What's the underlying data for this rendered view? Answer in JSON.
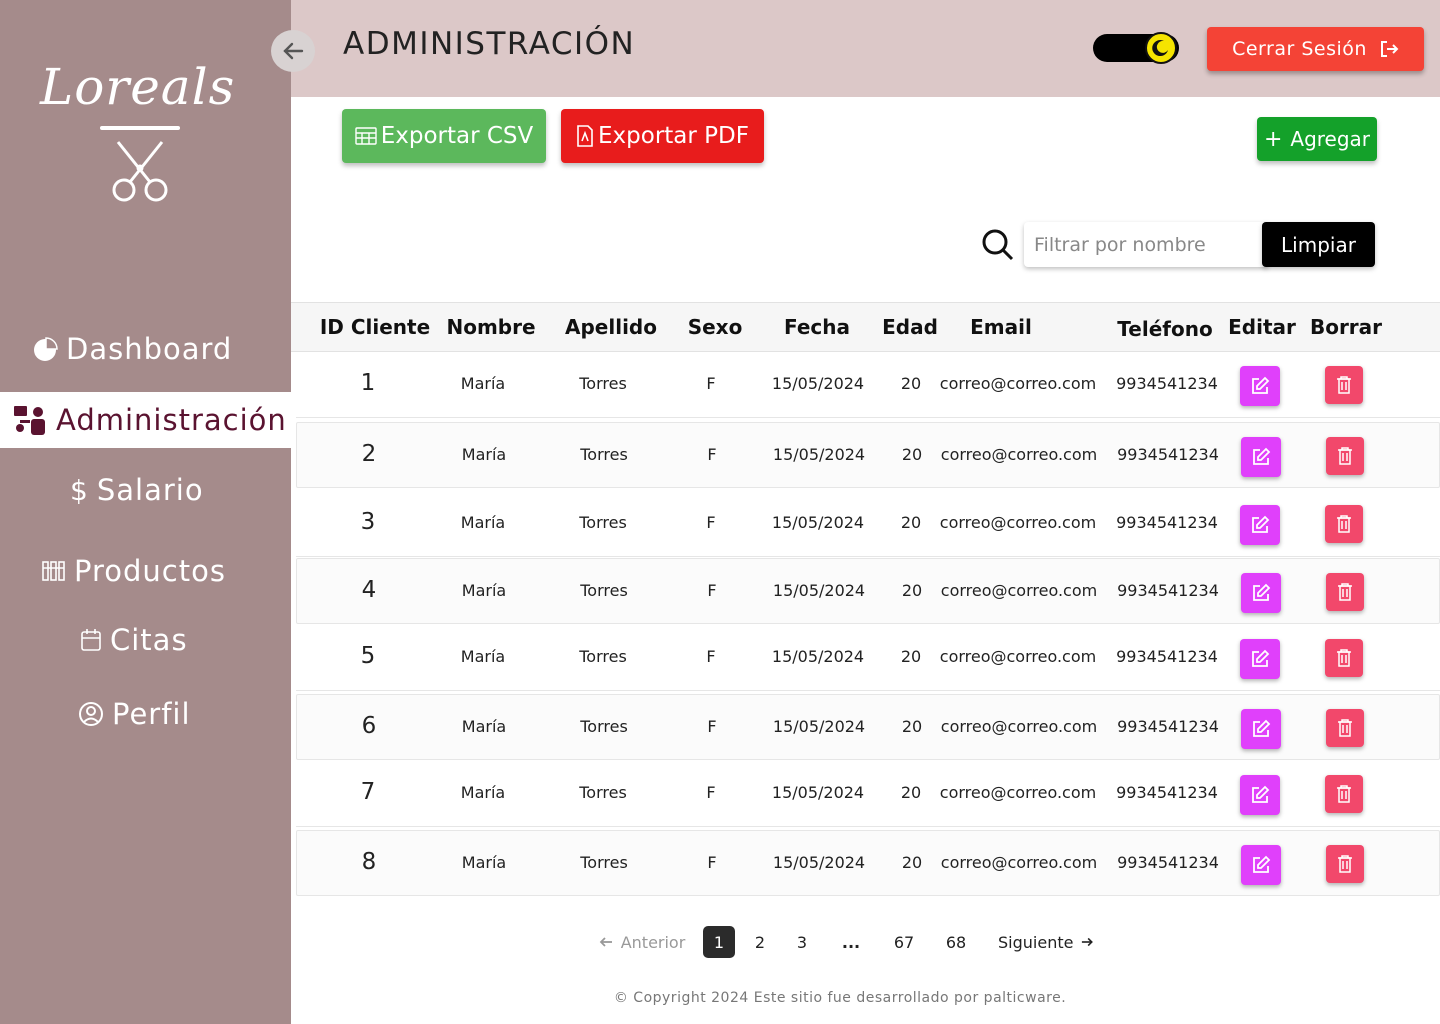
{
  "sidebar": {
    "logo_text": "Loreals",
    "items": [
      {
        "label": "Dashboard",
        "icon": "pie-chart-icon"
      },
      {
        "label": "Administración",
        "icon": "admin-users-icon",
        "active": true
      },
      {
        "label": "Salario",
        "icon": "dollar-icon"
      },
      {
        "label": "Productos",
        "icon": "products-icon"
      },
      {
        "label": "Citas",
        "icon": "calendar-icon"
      },
      {
        "label": "Perfil",
        "icon": "user-circle-icon"
      }
    ]
  },
  "header": {
    "title": "ADMINISTRACIÓN",
    "logout_label": "Cerrar Sesión",
    "theme_toggle_icon": "moon-icon"
  },
  "toolbar": {
    "export_csv_label": "Exportar CSV",
    "export_pdf_label": "Exportar PDF",
    "add_label": "Agregar"
  },
  "search": {
    "placeholder": "Filtrar por nombre",
    "value": "",
    "clear_label": "Limpiar"
  },
  "table": {
    "columns": [
      "ID Cliente",
      "Nombre",
      "Apellido",
      "Sexo",
      "Fecha",
      "Edad",
      "Email",
      "Teléfono",
      "Editar",
      "Borrar"
    ],
    "rows": [
      {
        "id": "1",
        "nombre": "María",
        "apellido": "Torres",
        "sexo": "F",
        "fecha": "15/05/2024",
        "edad": "20",
        "email": "correo@correo.com",
        "telefono": "9934541234"
      },
      {
        "id": "2",
        "nombre": "María",
        "apellido": "Torres",
        "sexo": "F",
        "fecha": "15/05/2024",
        "edad": "20",
        "email": "correo@correo.com",
        "telefono": "9934541234"
      },
      {
        "id": "3",
        "nombre": "María",
        "apellido": "Torres",
        "sexo": "F",
        "fecha": "15/05/2024",
        "edad": "20",
        "email": "correo@correo.com",
        "telefono": "9934541234"
      },
      {
        "id": "4",
        "nombre": "María",
        "apellido": "Torres",
        "sexo": "F",
        "fecha": "15/05/2024",
        "edad": "20",
        "email": "correo@correo.com",
        "telefono": "9934541234"
      },
      {
        "id": "5",
        "nombre": "María",
        "apellido": "Torres",
        "sexo": "F",
        "fecha": "15/05/2024",
        "edad": "20",
        "email": "correo@correo.com",
        "telefono": "9934541234"
      },
      {
        "id": "6",
        "nombre": "María",
        "apellido": "Torres",
        "sexo": "F",
        "fecha": "15/05/2024",
        "edad": "20",
        "email": "correo@correo.com",
        "telefono": "9934541234"
      },
      {
        "id": "7",
        "nombre": "María",
        "apellido": "Torres",
        "sexo": "F",
        "fecha": "15/05/2024",
        "edad": "20",
        "email": "correo@correo.com",
        "telefono": "9934541234"
      },
      {
        "id": "8",
        "nombre": "María",
        "apellido": "Torres",
        "sexo": "F",
        "fecha": "15/05/2024",
        "edad": "20",
        "email": "correo@correo.com",
        "telefono": "9934541234"
      }
    ]
  },
  "pagination": {
    "prev_label": "Anterior",
    "next_label": "Siguiente",
    "pages": [
      "1",
      "2",
      "3",
      "...",
      "67",
      "68"
    ],
    "current": "1"
  },
  "footer": {
    "copyright": "© Copyright 2024 Este sitio fue desarrollado por palticware."
  },
  "colors": {
    "sidebar_bg": "#a58b8b",
    "header_bg": "#dcc8c8",
    "active_text": "#5a1330",
    "csv_green": "#5cb85c",
    "pdf_red": "#e81c1c",
    "add_green": "#14a12a",
    "logout_red": "#f44336",
    "edit_magenta": "#e040fb",
    "delete_pink": "#f2486b"
  }
}
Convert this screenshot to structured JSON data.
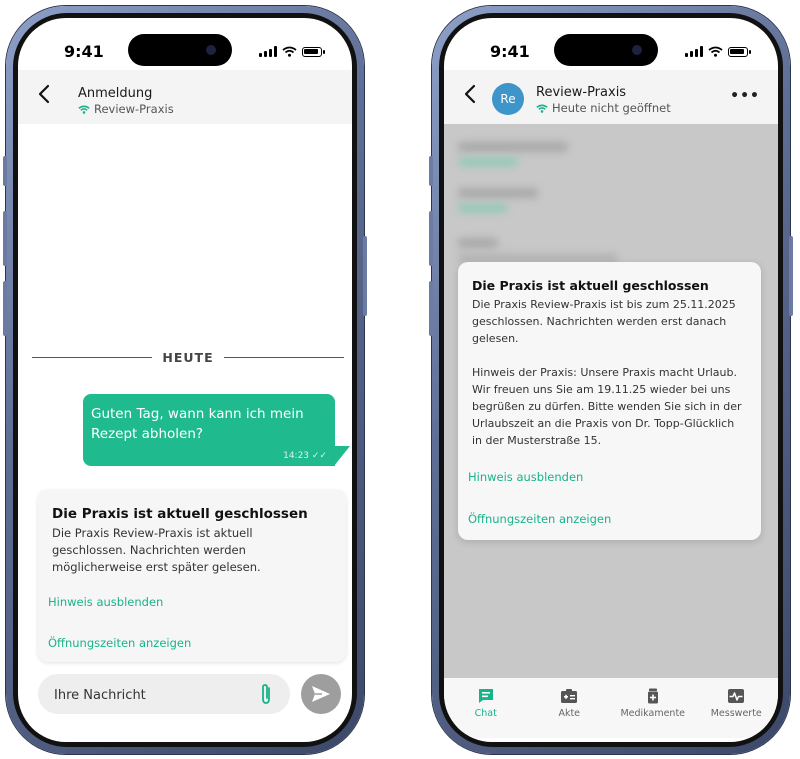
{
  "status_bar": {
    "time": "9:41"
  },
  "phone1": {
    "header": {
      "title": "Anmeldung",
      "subtitle": "Review-Praxis"
    },
    "date_divider": "HEUTE",
    "message": {
      "text": "Guten Tag, wann kann ich mein Rezept abholen?",
      "time": "14:23"
    },
    "notice": {
      "title": "Die Praxis ist aktuell geschlossen",
      "body": "Die Praxis Review-Praxis ist aktuell geschlossen. Nachrichten werden möglicherweise erst später gelesen.",
      "hide_link": "Hinweis ausblenden",
      "hours_link": "Öffnungszeiten anzeigen"
    },
    "composer": {
      "placeholder": "Ihre Nachricht"
    }
  },
  "phone2": {
    "header": {
      "avatar": "Re",
      "title": "Review-Praxis",
      "subtitle": "Heute nicht geöffnet"
    },
    "notice": {
      "title": "Die Praxis ist aktuell geschlossen",
      "body": "Die Praxis Review-Praxis ist bis zum 25.11.2025 geschlossen. Nachrichten werden erst danach gelesen.",
      "note": "Hinweis der Praxis: Unsere Praxis macht Urlaub. Wir freuen uns Sie am 19.11.25 wieder bei uns begrüßen zu dürfen. Bitte wenden Sie sich in der Urlaubszeit an die Praxis von Dr. Topp-Glücklich in der Musterstraße 15.",
      "hide_link": "Hinweis ausblenden",
      "hours_link": "Öffnungszeiten anzeigen"
    },
    "tabs": [
      {
        "label": "Chat"
      },
      {
        "label": "Akte"
      },
      {
        "label": "Medikamente"
      },
      {
        "label": "Messwerte"
      }
    ]
  },
  "colors": {
    "accent": "#1fbb8e",
    "avatar": "#3e95c9",
    "frame": "#5f6e94"
  }
}
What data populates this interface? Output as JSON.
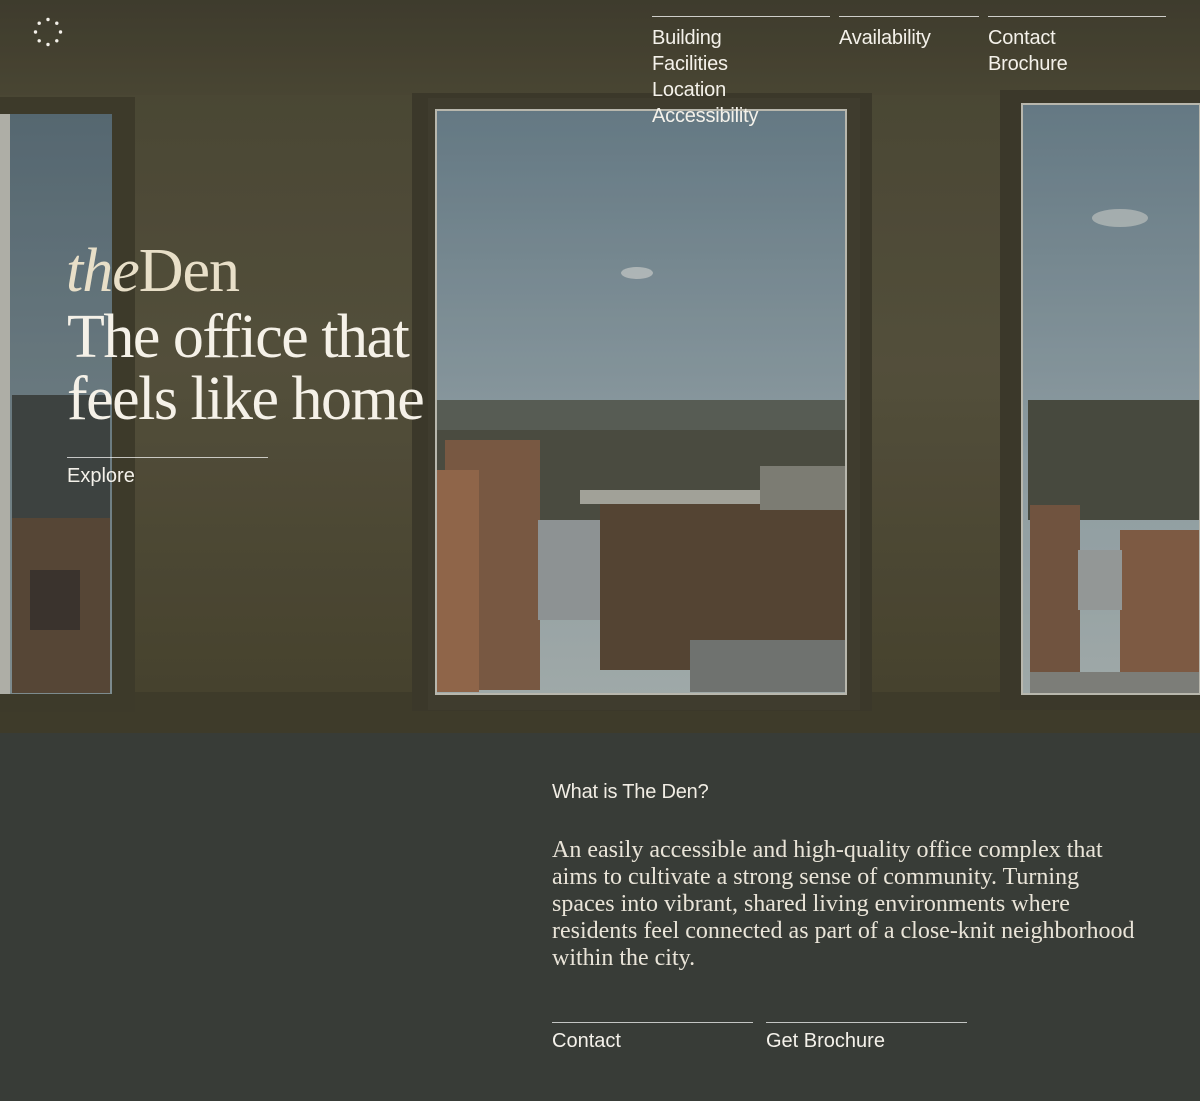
{
  "nav": {
    "col1": [
      "Building",
      "Facilities",
      "Location",
      "Accessibility"
    ],
    "col2": [
      "Availability"
    ],
    "col3": [
      "Contact",
      "Brochure"
    ]
  },
  "hero": {
    "brand_prefix": "the",
    "brand_name": "Den",
    "headline_line1": "The office that",
    "headline_line2": "feels like home",
    "explore_label": "Explore"
  },
  "about": {
    "heading": "What is The Den?",
    "body": "An easily accessible and high-quality office complex that aims to cultivate a strong sense of community. Turning spaces into vibrant, shared living environments where residents feel connected as part of a close-knit neighborhood within the city.",
    "cta_contact": "Contact",
    "cta_brochure": "Get Brochure"
  },
  "colors": {
    "hero_wall": "#4d4a37",
    "section_bg": "#383c37",
    "text_light": "#f4f1ea",
    "brand_cream": "#e8dfc8"
  },
  "icons": {
    "logo": "dotted-circle-logo-icon"
  }
}
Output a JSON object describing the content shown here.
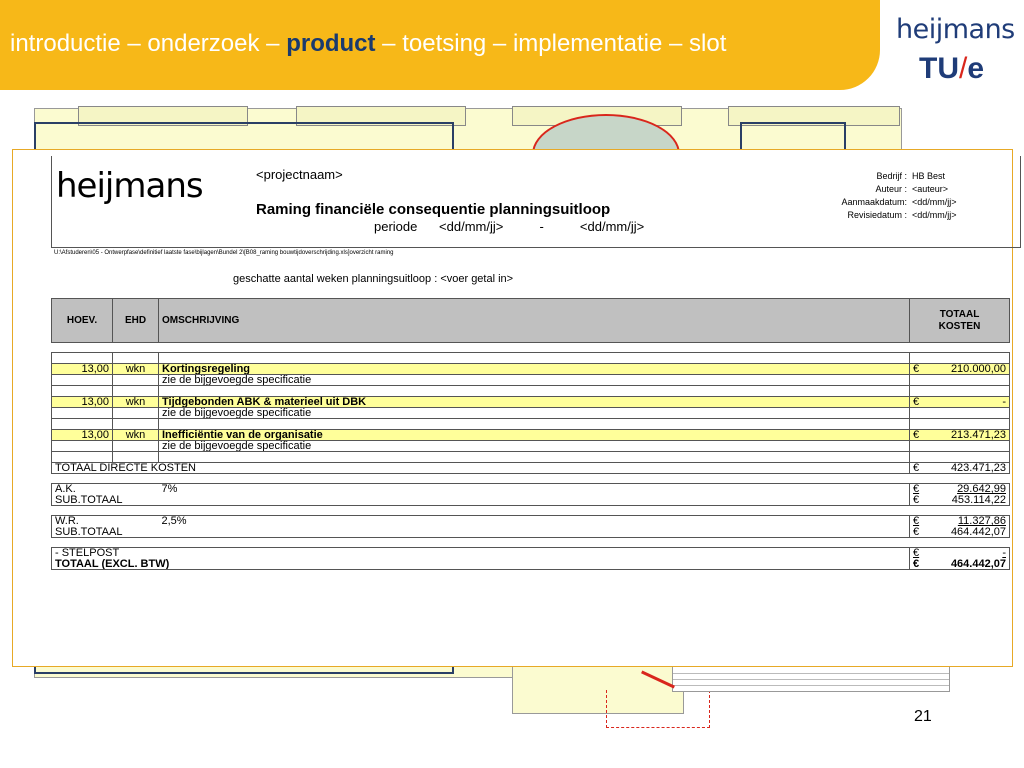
{
  "header": {
    "nav_before": "introductie – onderzoek – ",
    "nav_current": "product",
    "nav_after": " – toetsing – implementatie – slot",
    "logo_heijmans": "heijmans",
    "logo_tue_1": "TU",
    "logo_tue_2": "e"
  },
  "doc": {
    "logo": "heijmans",
    "projectnaam": "<projectnaam>",
    "title": "Raming financiële consequentie planningsuitloop",
    "periode": "periode      <dd/mm/jj>          -          <dd/mm/jj>",
    "meta_labels": [
      "Bedrijf :",
      "Auteur :",
      "Aanmaakdatum:",
      "Revisiedatum :"
    ],
    "meta_values": [
      "HB Best",
      "<auteur>",
      "<dd/mm/jj>",
      "<dd/mm/jj>"
    ],
    "path": "U:\\Afstuderen\\05 - Ontwerpfase\\definitief laatste fase\\bijlagen\\Bundel 2\\[B08_raming bouwtijdoverschrijding.xls]overzicht raming",
    "schatting": "geschatte aantal weken planningsuitloop : <voer getal in>"
  },
  "table": {
    "headers": {
      "hoev": "HOEV.",
      "ehd": "EHD",
      "oms": "OMSCHRIJVING",
      "tot_1": "TOTAAL",
      "tot_2": "KOSTEN"
    },
    "items": [
      {
        "hoev": "13,00",
        "ehd": "wkn",
        "oms": "Kortingsregeling",
        "eur": "€",
        "amount": "210.000,00",
        "spec": "zie de bijgevoegde specificatie"
      },
      {
        "hoev": "13,00",
        "ehd": "wkn",
        "oms": "Tijdgebonden ABK & materieel uit DBK",
        "eur": "€",
        "amount": "-",
        "spec": "zie de bijgevoegde specificatie"
      },
      {
        "hoev": "13,00",
        "ehd": "wkn",
        "oms": "Inefficiëntie van de organisatie",
        "eur": "€",
        "amount": "213.471,23",
        "spec": "zie de bijgevoegde specificatie"
      }
    ],
    "totaal_directe": {
      "label": "TOTAAL DIRECTE KOSTEN",
      "eur": "€",
      "amount": "423.471,23"
    },
    "ak": {
      "label": "A.K.",
      "pct": "7%",
      "eur": "€",
      "amount": "29.642,99"
    },
    "sub1": {
      "label": "SUB.TOTAAL",
      "eur": "€",
      "amount": "453.114,22"
    },
    "wr": {
      "label": "W.R.",
      "pct": "2,5%",
      "eur": "€",
      "amount": "11.327,86"
    },
    "sub2": {
      "label": "SUB.TOTAAL",
      "eur": "€",
      "amount": "464.442,07"
    },
    "stelpost": {
      "label": "- STELPOST",
      "eur": "€",
      "amount": "-"
    },
    "totaal": {
      "label": "TOTAAL (EXCL. BTW)",
      "eur": "€",
      "amount": "464.442,07"
    }
  },
  "slide_number": "21"
}
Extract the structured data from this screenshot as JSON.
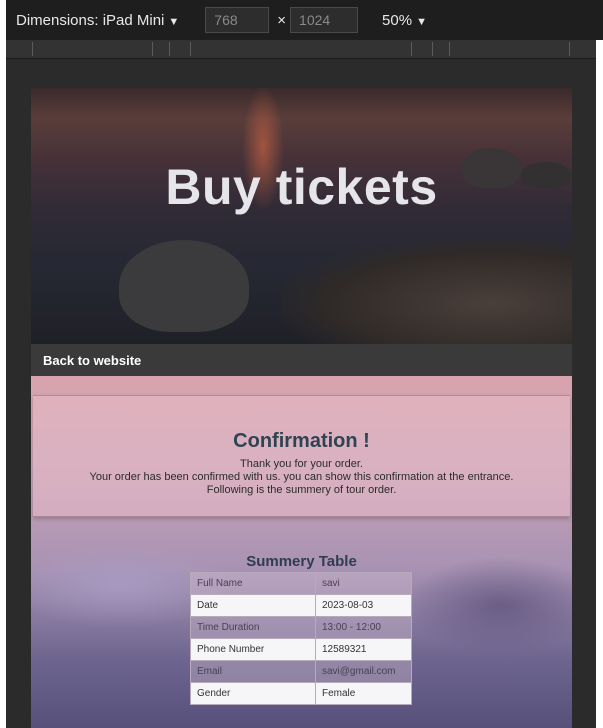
{
  "toolbar": {
    "dimensions_label": "Dimensions: iPad Mini",
    "width_value": "768",
    "height_value": "1024",
    "times_symbol": "×",
    "zoom_label": "50%",
    "caret": "▼"
  },
  "hero": {
    "title": "Buy tickets"
  },
  "nav": {
    "back_link": "Back to website"
  },
  "confirmation": {
    "title": "Confirmation !",
    "line1": "Thank you for your order.",
    "line2": "Your order has been confirmed with us. you can show this confirmation at the entrance.",
    "line3": "Following is the summery of tour order."
  },
  "summary": {
    "title": "Summery Table",
    "rows": [
      {
        "label": "Full Name",
        "value": "savi"
      },
      {
        "label": "Date",
        "value": "2023-08-03"
      },
      {
        "label": "Time Duration",
        "value": "13:00 - 12:00"
      },
      {
        "label": "Phone Number",
        "value": "12589321"
      },
      {
        "label": "Email",
        "value": "savi@gmail.com"
      },
      {
        "label": "Gender",
        "value": "Female"
      }
    ]
  },
  "colors": {
    "toolbar_bg": "#1e1e1e",
    "heading": "#2e4452",
    "back_bar": "#3a3a3a"
  }
}
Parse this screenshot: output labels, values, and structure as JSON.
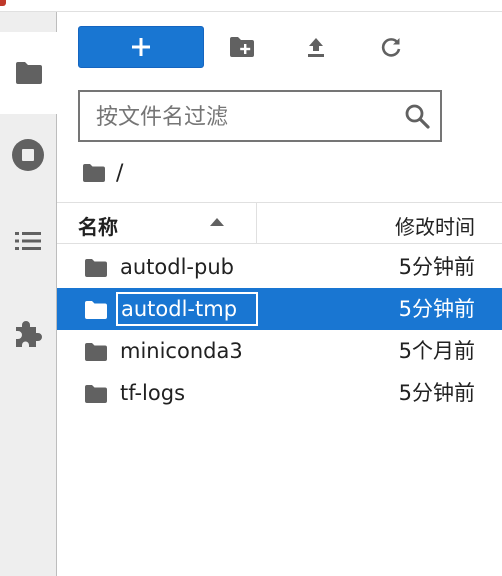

• [Request]: Locate the word "screenshot" in the records and collect each line it appears in.

• [Exercise solution]:
Convert this screenshot to structured JSON data.
Extract the structured data from this screenshot as JSON.
Parse this screenshot: output labels, values, and structure as JSON.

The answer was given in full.